> [Stored entries]
————
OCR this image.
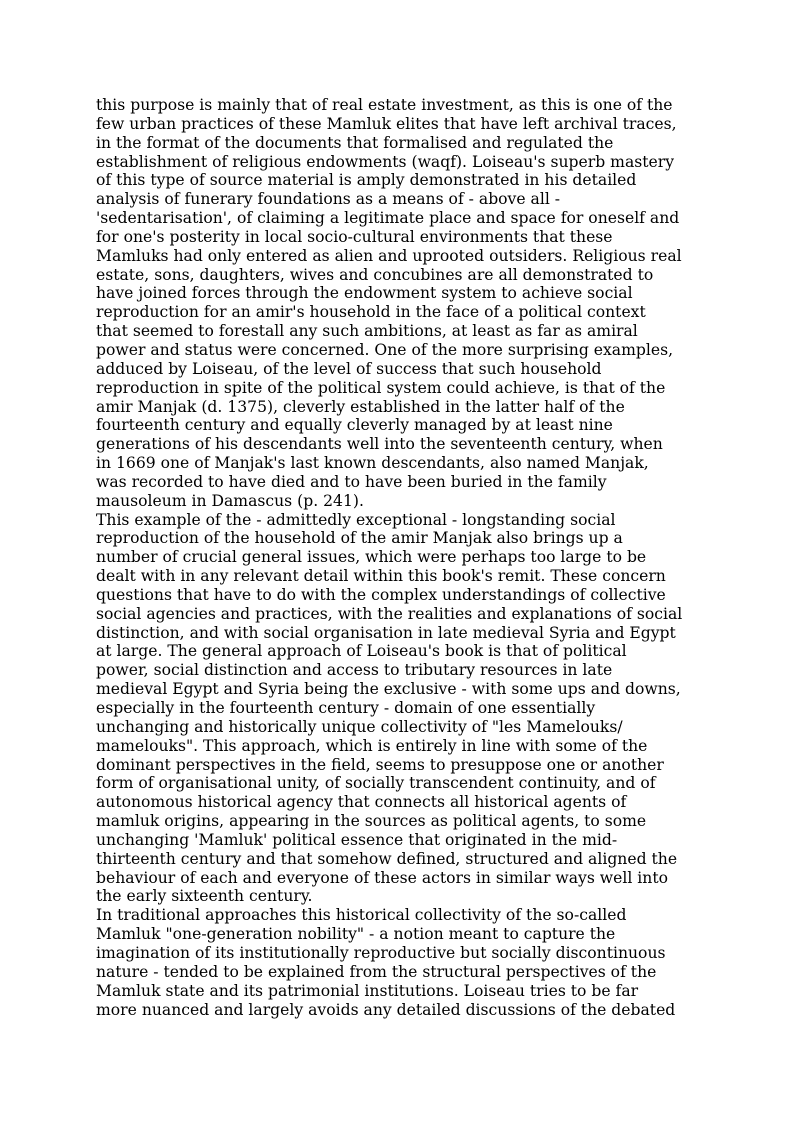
this purpose is mainly that of real estate investment, as this is one of the
few urban practices of these Mamluk elites that have left archival traces,
in the format of the documents that formalised and regulated the
establishment of religious endowments (waqf). Loiseau's superb mastery
of this type of source material is amply demonstrated in his detailed
analysis of funerary foundations as a means of - above all -
'sedentarisation', of claiming a legitimate place and space for oneself and
for one's posterity in local socio-cultural environments that these
Mamluks had only entered as alien and uprooted outsiders. Religious real
estate, sons, daughters, wives and concubines are all demonstrated to
have joined forces through the endowment system to achieve social
reproduction for an amir's household in the face of a political context
that seemed to forestall any such ambitions, at least as far as amiral
power and status were concerned. One of the more surprising examples,
adduced by Loiseau, of the level of success that such household
reproduction in spite of the political system could achieve, is that of the
amir Manjak (d. 1375), cleverly established in the latter half of the
fourteenth century and equally cleverly managed by at least nine
generations of his descendants well into the seventeenth century, when
in 1669 one of Manjak's last known descendants, also named Manjak,
was recorded to have died and to have been buried in the family
mausoleum in Damascus (p. 241).

This example of the - admittedly exceptional - longstanding social
reproduction of the household of the amir Manjak also brings up a
number of crucial general issues, which were perhaps too large to be
dealt with in any relevant detail within this book's remit. These concern
questions that have to do with the complex understandings of collective
social agencies and practices, with the realities and explanations of social
distinction, and with social organisation in late medieval Syria and Egypt
at large. The general approach of Loiseau's book is that of political
power, social distinction and access to tributary resources in late
medieval Egypt and Syria being the exclusive - with some ups and downs,
especially in the fourteenth century - domain of one essentially
unchanging and historically unique collectivity of "les Mamelouks/
mamelouks". This approach, which is entirely in line with some of the
dominant perspectives in the field, seems to presuppose one or another
form of organisational unity, of socially transcendent continuity, and of
autonomous historical agency that connects all historical agents of
mamluk origins, appearing in the sources as political agents, to some
unchanging 'Mamluk' political essence that originated in the mid-
thirteenth century and that somehow defined, structured and aligned the
behaviour of each and everyone of these actors in similar ways well into
the early sixteenth century.

In traditional approaches this historical collectivity of the so-called
Mamluk "one-generation nobility" - a notion meant to capture the
imagination of its institutionally reproductive but socially discontinuous
nature - tended to be explained from the structural perspectives of the
Mamluk state and its patrimonial institutions. Loiseau tries to be far
more nuanced and largely avoids any detailed discussions of the debated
————
Each entry gets copied exactly; the pictures stay out.

> [EXERCISE SOLUTION]
OCR this image.
this purpose is mainly that of real estate investment, as this is one of the
few urban practices of these Mamluk elites that have left archival traces,
in the format of the documents that formalised and regulated the
establishment of religious endowments (waqf). Loiseau's superb mastery
of this type of source material is amply demonstrated in his detailed
analysis of funerary foundations as a means of - above all -
'sedentarisation', of claiming a legitimate place and space for oneself and
for one's posterity in local socio-cultural environments that these
Mamluks had only entered as alien and uprooted outsiders. Religious real
estate, sons, daughters, wives and concubines are all demonstrated to
have joined forces through the endowment system to achieve social
reproduction for an amir's household in the face of a political context
that seemed to forestall any such ambitions, at least as far as amiral
power and status were concerned. One of the more surprising examples,
adduced by Loiseau, of the level of success that such household
reproduction in spite of the political system could achieve, is that of the
amir Manjak (d. 1375), cleverly established in the latter half of the
fourteenth century and equally cleverly managed by at least nine
generations of his descendants well into the seventeenth century, when
in 1669 one of Manjak's last known descendants, also named Manjak,
was recorded to have died and to have been buried in the family
mausoleum in Damascus (p. 241).

This example of the - admittedly exceptional - longstanding social
reproduction of the household of the amir Manjak also brings up a
number of crucial general issues, which were perhaps too large to be
dealt with in any relevant detail within this book's remit. These concern
questions that have to do with the complex understandings of collective
social agencies and practices, with the realities and explanations of social
distinction, and with social organisation in late medieval Syria and Egypt
at large. The general approach of Loiseau's book is that of political
power, social distinction and access to tributary resources in late
medieval Egypt and Syria being the exclusive - with some ups and downs,
especially in the fourteenth century - domain of one essentially
unchanging and historically unique collectivity of "les Mamelouks/
mamelouks". This approach, which is entirely in line with some of the
dominant perspectives in the field, seems to presuppose one or another
form of organisational unity, of socially transcendent continuity, and of
autonomous historical agency that connects all historical agents of
mamluk origins, appearing in the sources as political agents, to some
unchanging 'Mamluk' political essence that originated in the mid-
thirteenth century and that somehow defined, structured and aligned the
behaviour of each and everyone of these actors in similar ways well into
the early sixteenth century.

In traditional approaches this historical collectivity of the so-called
Mamluk "one-generation nobility" - a notion meant to capture the
imagination of its institutionally reproductive but socially discontinuous
nature - tended to be explained from the structural perspectives of the
Mamluk state and its patrimonial institutions. Loiseau tries to be far
more nuanced and largely avoids any detailed discussions of the debated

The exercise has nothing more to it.